**INSTRUCTIONS FOR THE TASK**
Go through the listing and copy each line with the string "Давление".

Records excerpted from a collection:
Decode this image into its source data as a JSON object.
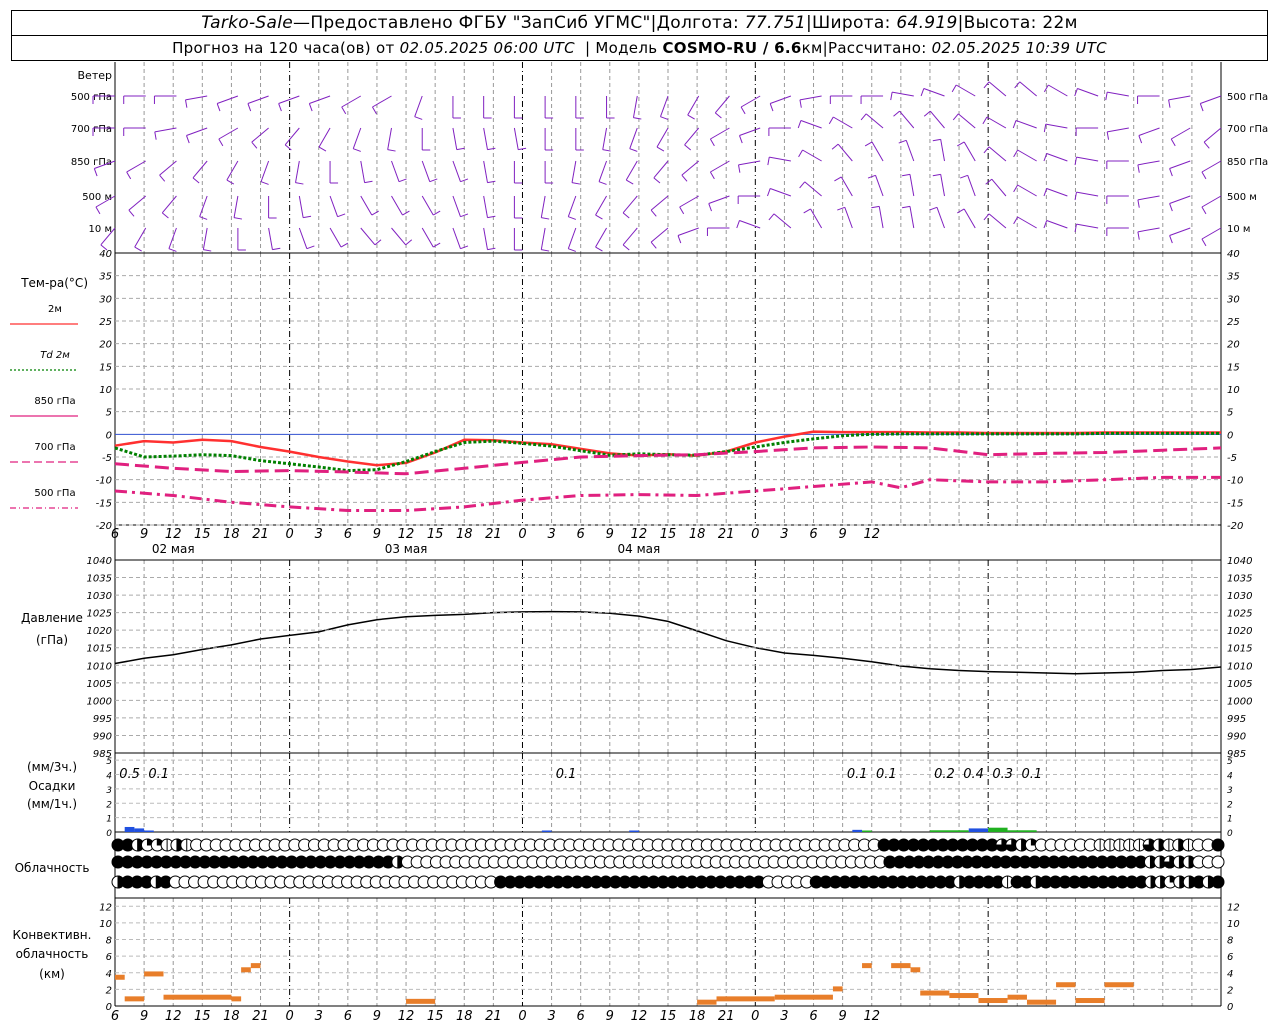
{
  "header": {
    "station": "Tarko-Sale",
    "dash": " — ",
    "provider": "Предоставлено ФГБУ \"ЗапСиб УГМС\"",
    "lon_label": "Долгота:",
    "lon_value": "77.751",
    "lat_label": "Широта:",
    "lat_value": "64.919",
    "alt_label": "Высота:",
    "alt_value": "22м",
    "sep": " | ",
    "forecast_prefix": "Прогноз на 120 часа(ов) от",
    "forecast_start": "02.05.2025 06:00 UTC",
    "model_label": "Модель",
    "model_name": "COSMO-RU / 6.6",
    "model_unit": "км",
    "calc_label": "Рассчитано:",
    "calc_time": "02.05.2025 10:39 UTC"
  },
  "panels": {
    "wind_title": "Ветер",
    "wind_levels": [
      "500 гПа",
      "700 гПа",
      "850 гПа",
      "500 м",
      "10  м"
    ],
    "temp_title": "Тем-ра(°C)",
    "temp_legend": [
      {
        "label": "2м",
        "color": "#ff3030",
        "dash": "solid"
      },
      {
        "label": "Td  2м",
        "color": "#008000",
        "dash": "dotted"
      },
      {
        "label": "850 гПа",
        "color": "#e0207f",
        "dash": "solid"
      },
      {
        "label": "700 гПа",
        "color": "#e0207f",
        "dash": "dashed"
      },
      {
        "label": "500 гПа",
        "color": "#e0207f",
        "dash": "dashdot"
      }
    ],
    "pressure_title": "Давление",
    "pressure_unit": "(гПа)",
    "precip_unit_3h": "(мм/3ч.)",
    "precip_title": "Осадки",
    "precip_unit_1h": "(мм/1ч.)",
    "cloud_title": "Облачность",
    "conv_title_1": "Конвективн.",
    "conv_title_2": "облачность",
    "conv_unit": "(км)"
  },
  "axis": {
    "hour_ticks": [
      "6",
      "9",
      "12",
      "15",
      "18",
      "21",
      "0",
      "3",
      "6",
      "9",
      "12",
      "15",
      "18",
      "21",
      "0",
      "3",
      "6",
      "9",
      "12",
      "15",
      "18",
      "21",
      "0",
      "3",
      "6",
      "9",
      "12"
    ],
    "dates": [
      "02 мая",
      "03 мая",
      "04 мая"
    ],
    "temp_ticks": [
      40,
      35,
      30,
      25,
      20,
      15,
      10,
      5,
      0,
      -5,
      -10,
      -15,
      -20
    ],
    "pressure_ticks": [
      1040,
      1035,
      1030,
      1025,
      1020,
      1015,
      1010,
      1005,
      1000,
      995,
      990,
      985
    ],
    "precip_ticks": [
      5,
      4,
      3,
      2,
      1,
      0
    ],
    "conv_ticks": [
      12,
      10,
      8,
      6,
      4,
      2,
      0
    ]
  },
  "chart_data": {
    "type": "line",
    "x_unit": "hours since 02.05.2025 06:00 UTC",
    "series": [
      {
        "name": "2м",
        "color": "#ff3030",
        "x": [
          0,
          3,
          6,
          9,
          12,
          15,
          18,
          21,
          24,
          27,
          30,
          33,
          36,
          39,
          42,
          45,
          48,
          51,
          54,
          57,
          60,
          63,
          66,
          69,
          72,
          75,
          78,
          81,
          84,
          87,
          90,
          93,
          96,
          99,
          102,
          105,
          108,
          111,
          114
        ],
        "y": [
          -2.5,
          -1.5,
          -1.8,
          -1.2,
          -1.5,
          -2.8,
          -3.8,
          -5.0,
          -6.0,
          -6.8,
          -6.3,
          -4.0,
          -1.2,
          -1.3,
          -1.8,
          -2.2,
          -3.2,
          -4.2,
          -4.7,
          -4.4,
          -4.7,
          -3.8,
          -1.8,
          -0.5,
          0.6,
          0.5,
          0.5,
          0.5,
          0.4,
          0.4,
          0.3,
          0.3,
          0.3,
          0.3,
          0.4,
          0.4,
          0.4,
          0.4,
          0.4
        ]
      },
      {
        "name": "Td  2м",
        "color": "#008000",
        "x": [
          0,
          3,
          6,
          9,
          12,
          15,
          18,
          21,
          24,
          27,
          30,
          33,
          36,
          39,
          42,
          45,
          48,
          51,
          54,
          57,
          60,
          63,
          66,
          69,
          72,
          75,
          78,
          81,
          84,
          87,
          90,
          93,
          96,
          99,
          102,
          105,
          108,
          111,
          114
        ],
        "y": [
          -3.0,
          -5.0,
          -4.8,
          -4.5,
          -4.7,
          -5.8,
          -6.5,
          -7.2,
          -8.0,
          -7.8,
          -6.0,
          -3.8,
          -1.8,
          -1.5,
          -2.0,
          -2.6,
          -3.6,
          -4.6,
          -4.3,
          -4.5,
          -4.6,
          -3.8,
          -2.8,
          -1.8,
          -1.0,
          -0.3,
          0.0,
          0.1,
          0.1,
          0.1,
          0.1,
          0.1,
          0.1,
          0.1,
          0.2,
          0.2,
          0.2,
          0.2,
          0.2
        ]
      },
      {
        "name": "700 гПа",
        "color": "#e0207f",
        "x": [
          0,
          6,
          12,
          18,
          24,
          30,
          36,
          42,
          48,
          54,
          60,
          66,
          72,
          78,
          84,
          90,
          96,
          102,
          108,
          114
        ],
        "y": [
          -6.5,
          -7.5,
          -8.2,
          -8.0,
          -8.3,
          -8.7,
          -7.5,
          -6.2,
          -5.0,
          -4.7,
          -4.5,
          -3.8,
          -3.0,
          -2.8,
          -3.0,
          -4.5,
          -4.2,
          -4.0,
          -3.5,
          -3.0
        ]
      },
      {
        "name": "500 гПа",
        "color": "#e0207f",
        "x": [
          0,
          6,
          12,
          18,
          24,
          30,
          36,
          42,
          48,
          54,
          60,
          66,
          72,
          78,
          81,
          84,
          90,
          96,
          102,
          108,
          114
        ],
        "y": [
          -12.5,
          -13.5,
          -15.0,
          -16.0,
          -16.8,
          -16.8,
          -16.0,
          -14.5,
          -13.5,
          -13.3,
          -13.5,
          -12.5,
          -11.5,
          -10.5,
          -11.8,
          -10.0,
          -10.5,
          -10.5,
          -10.0,
          -9.5,
          -9.5
        ]
      },
      {
        "name": "Давление",
        "color": "#000000",
        "x": [
          0,
          3,
          6,
          9,
          12,
          15,
          18,
          21,
          24,
          27,
          30,
          33,
          36,
          39,
          42,
          45,
          48,
          51,
          54,
          57,
          60,
          63,
          66,
          69,
          72,
          75,
          78,
          81,
          84,
          87,
          90,
          93,
          96,
          99,
          102,
          105,
          108,
          111,
          114
        ],
        "y": [
          1010.5,
          1012.0,
          1013.0,
          1014.5,
          1015.8,
          1017.5,
          1018.5,
          1019.5,
          1021.5,
          1023.0,
          1023.8,
          1024.2,
          1024.5,
          1025.0,
          1025.2,
          1025.3,
          1025.2,
          1024.8,
          1024.0,
          1022.5,
          1019.8,
          1017.0,
          1015.0,
          1013.5,
          1012.8,
          1012.0,
          1011.0,
          1009.8,
          1009.0,
          1008.5,
          1008.2,
          1008.0,
          1007.8,
          1007.6,
          1007.8,
          1008.0,
          1008.5,
          1008.8,
          1009.5
        ]
      }
    ],
    "precip_labels": [
      {
        "x": 1.5,
        "text": "0.5"
      },
      {
        "x": 4.5,
        "text": "0.1"
      },
      {
        "x": 46.5,
        "text": "0.1"
      },
      {
        "x": 76.5,
        "text": "0.1"
      },
      {
        "x": 79.5,
        "text": "0.1"
      },
      {
        "x": 85.5,
        "text": "0.2"
      },
      {
        "x": 88.5,
        "text": "0.4"
      },
      {
        "x": 91.5,
        "text": "0.3"
      },
      {
        "x": 94.5,
        "text": "0.1"
      }
    ],
    "precip_bars": [
      {
        "x0": 1,
        "x1": 2,
        "v": 0.35,
        "color": "#2050e0"
      },
      {
        "x0": 2,
        "x1": 3,
        "v": 0.25,
        "color": "#2050e0"
      },
      {
        "x0": 3,
        "x1": 4,
        "v": 0.1,
        "color": "#2050e0"
      },
      {
        "x0": 44,
        "x1": 45,
        "v": 0.08,
        "color": "#2050e0"
      },
      {
        "x0": 53,
        "x1": 54,
        "v": 0.06,
        "color": "#2050e0"
      },
      {
        "x0": 76,
        "x1": 77,
        "v": 0.15,
        "color": "#2050e0"
      },
      {
        "x0": 77,
        "x1": 78,
        "v": 0.06,
        "color": "#20b020"
      },
      {
        "x0": 84,
        "x1": 88,
        "v": 0.12,
        "color": "#20b020"
      },
      {
        "x0": 88,
        "x1": 90,
        "v": 0.25,
        "color": "#2050e0"
      },
      {
        "x0": 90,
        "x1": 92,
        "v": 0.3,
        "color": "#20b020"
      },
      {
        "x0": 92,
        "x1": 95,
        "v": 0.12,
        "color": "#20b020"
      }
    ],
    "convective_bars": [
      {
        "x0": 0,
        "x1": 1,
        "v": 3.4
      },
      {
        "x0": 1,
        "x1": 3,
        "v": 0.8
      },
      {
        "x0": 3,
        "x1": 5,
        "v": 3.8
      },
      {
        "x0": 5,
        "x1": 12,
        "v": 1.0
      },
      {
        "x0": 12,
        "x1": 13,
        "v": 0.8
      },
      {
        "x0": 13,
        "x1": 14,
        "v": 4.3
      },
      {
        "x0": 14,
        "x1": 15,
        "v": 4.8
      },
      {
        "x0": 30,
        "x1": 33,
        "v": 0.5
      },
      {
        "x0": 60,
        "x1": 62,
        "v": 0.4
      },
      {
        "x0": 62,
        "x1": 68,
        "v": 0.8
      },
      {
        "x0": 68,
        "x1": 74,
        "v": 1.0
      },
      {
        "x0": 74,
        "x1": 75,
        "v": 2.0
      },
      {
        "x0": 77,
        "x1": 78,
        "v": 4.8
      },
      {
        "x0": 80,
        "x1": 82,
        "v": 4.8
      },
      {
        "x0": 82,
        "x1": 83,
        "v": 4.3
      },
      {
        "x0": 83,
        "x1": 86,
        "v": 1.5
      },
      {
        "x0": 86,
        "x1": 89,
        "v": 1.2
      },
      {
        "x0": 89,
        "x1": 92,
        "v": 0.6
      },
      {
        "x0": 92,
        "x1": 94,
        "v": 1.0
      },
      {
        "x0": 94,
        "x1": 97,
        "v": 0.4
      },
      {
        "x0": 97,
        "x1": 99,
        "v": 2.5
      },
      {
        "x0": 99,
        "x1": 102,
        "v": 0.6
      },
      {
        "x0": 102,
        "x1": 105,
        "v": 2.5
      }
    ],
    "cloud_rows": [
      "FFHQQDHDEEEEEEEEEEEEEEEEEEEEEEEEEEEEEEEEEEEEEEEEEEEEEEEEEEEEEEEEEEEEEEEEEEEEEEFFFFFFFFFFFFTTHQEEEEEEDDDDDTHDHDEEF",
      "FFFFFFFFFFFFFFFFFFFFFFFFFFFFFHEEEEEEEEEEEEEEEEEEEEEEEEEEEEEEEEEEEEEEEEEEEEEEEEEEFFFFFFFFFFFFFFFFFFFFFFFFFFFHHTHHEEE",
      "HFFFHFEEEEEEEEEEEEEEEEEEEEEEEEEEEEEEEEEEFFFFFFFFFFFFFFFFFFFFFFFFFFFFEEEEEFFFFFFFFFFFFFFFHFFFFDFFHFFFFFFFFFFFHHQHHFHF"
    ],
    "wind": {
      "levels": [
        "500 гПа",
        "700 гПа",
        "850 гПа",
        "500 м",
        "10 м"
      ],
      "directions_deg": [
        [
          270,
          270,
          270,
          260,
          250,
          250,
          250,
          250,
          240,
          240,
          200,
          180,
          180,
          180,
          180,
          180,
          180,
          190,
          200,
          210,
          220,
          240,
          250,
          260,
          270,
          270,
          280,
          290,
          300,
          310,
          310,
          300,
          290,
          280,
          270,
          260,
          250
        ],
        [
          270,
          270,
          260,
          250,
          240,
          230,
          220,
          210,
          200,
          190,
          180,
          170,
          170,
          170,
          180,
          180,
          190,
          200,
          210,
          220,
          240,
          250,
          270,
          290,
          300,
          310,
          320,
          320,
          310,
          300,
          290,
          280,
          270,
          260,
          250,
          240,
          230
        ],
        [
          250,
          240,
          230,
          220,
          210,
          200,
          190,
          180,
          170,
          160,
          160,
          160,
          170,
          180,
          180,
          190,
          200,
          210,
          220,
          230,
          240,
          260,
          280,
          300,
          320,
          330,
          340,
          350,
          330,
          310,
          300,
          290,
          280,
          270,
          260,
          250,
          240
        ],
        [
          240,
          230,
          220,
          200,
          190,
          180,
          170,
          160,
          150,
          150,
          150,
          160,
          170,
          180,
          190,
          200,
          210,
          220,
          230,
          240,
          250,
          270,
          290,
          310,
          330,
          340,
          350,
          350,
          340,
          320,
          300,
          290,
          280,
          270,
          260,
          250,
          240
        ],
        [
          220,
          210,
          200,
          190,
          180,
          170,
          160,
          150,
          140,
          140,
          150,
          160,
          170,
          180,
          190,
          200,
          210,
          220,
          230,
          250,
          270,
          290,
          310,
          330,
          340,
          350,
          350,
          340,
          330,
          310,
          300,
          290,
          280,
          270,
          260,
          250,
          240
        ]
      ],
      "color": "#8020c0"
    }
  }
}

**SOLUTION TO THIS EXERCISE**
    "pressure_title": "Давление",
        "name": "Давление",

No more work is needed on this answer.